__WRITTEN PROBLEM__:
Make a verbatim copy of the entries below; pictures stay out.

>> Start

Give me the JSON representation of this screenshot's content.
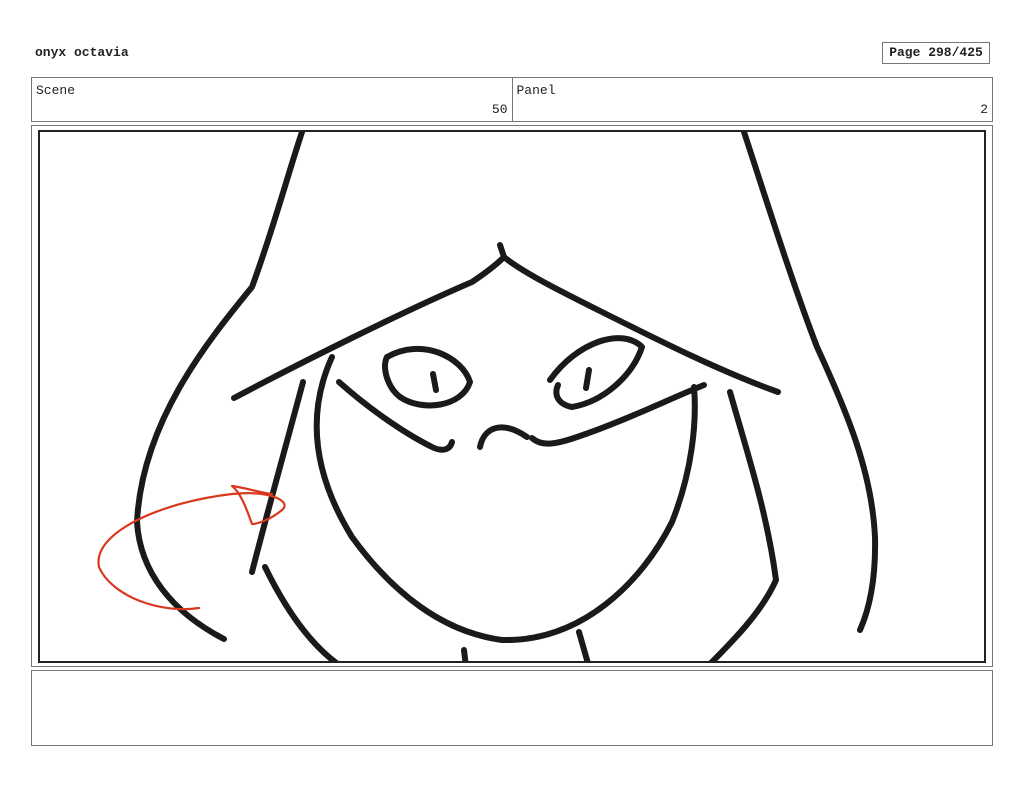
{
  "header": {
    "project_title": "onyx octavia",
    "page_label": "Page 298/425"
  },
  "scene": {
    "label": "Scene",
    "value": "50"
  },
  "panel": {
    "label": "Panel",
    "value": "2"
  },
  "drawing": {
    "line_color": "#1a1a1a",
    "annotation_color": "#d9381e"
  },
  "notes": {
    "text": ""
  }
}
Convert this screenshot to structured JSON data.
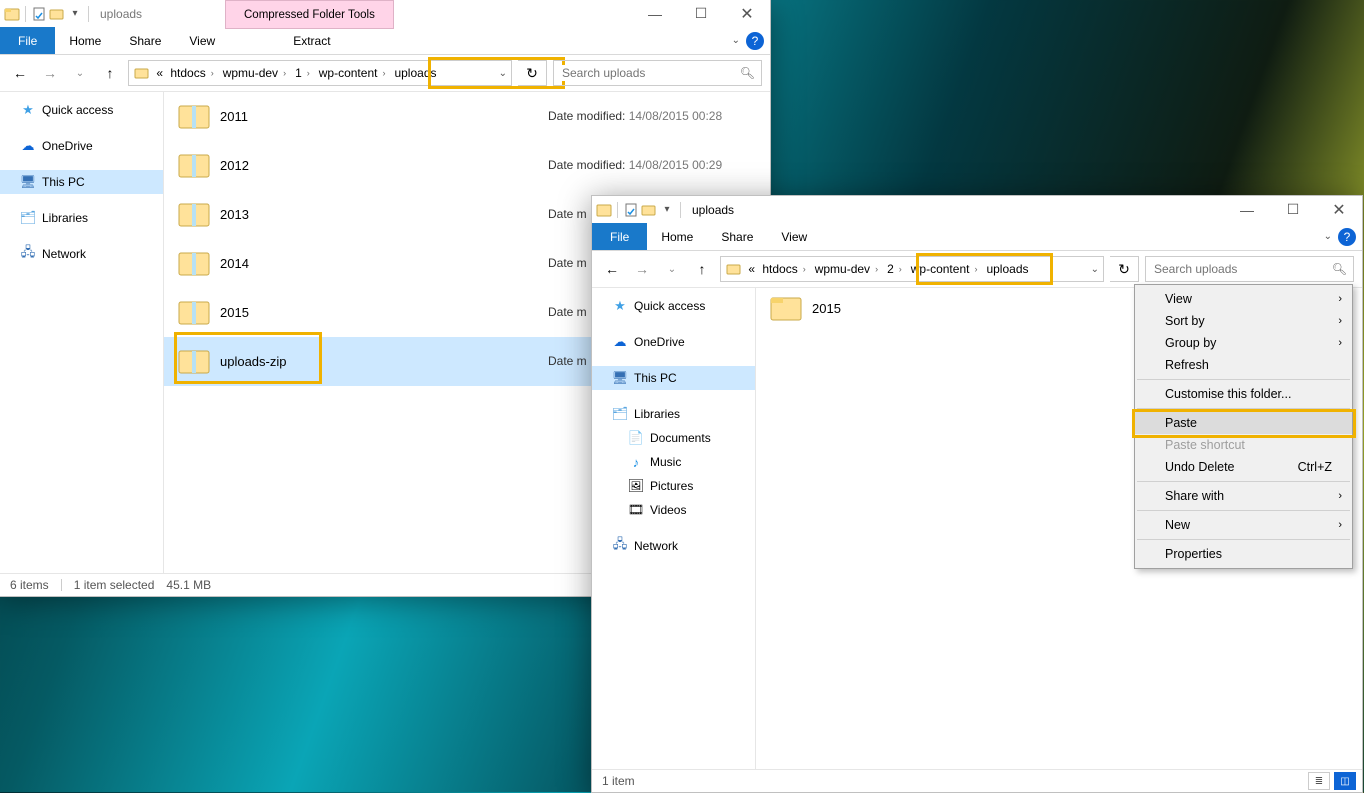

>> End

__SOLUTION FOR THIS PROBLEM__:
Give me the JSON representation of this screenshot's content.
{
  "header": {
    "project_title": "onyx octavia",
    "page_label": "Page 298/425"
  },
  "scene": {
    "label": "Scene",
    "value": "50"
  },
  "panel": {
    "label": "Panel",
    "value": "2"
  },
  "drawing": {
    "line_color": "#1a1a1a",
    "annotation_color": "#d9381e"
  },
  "notes": {
    "text": ""
  }
}
Convert this screenshot to structured JSON data.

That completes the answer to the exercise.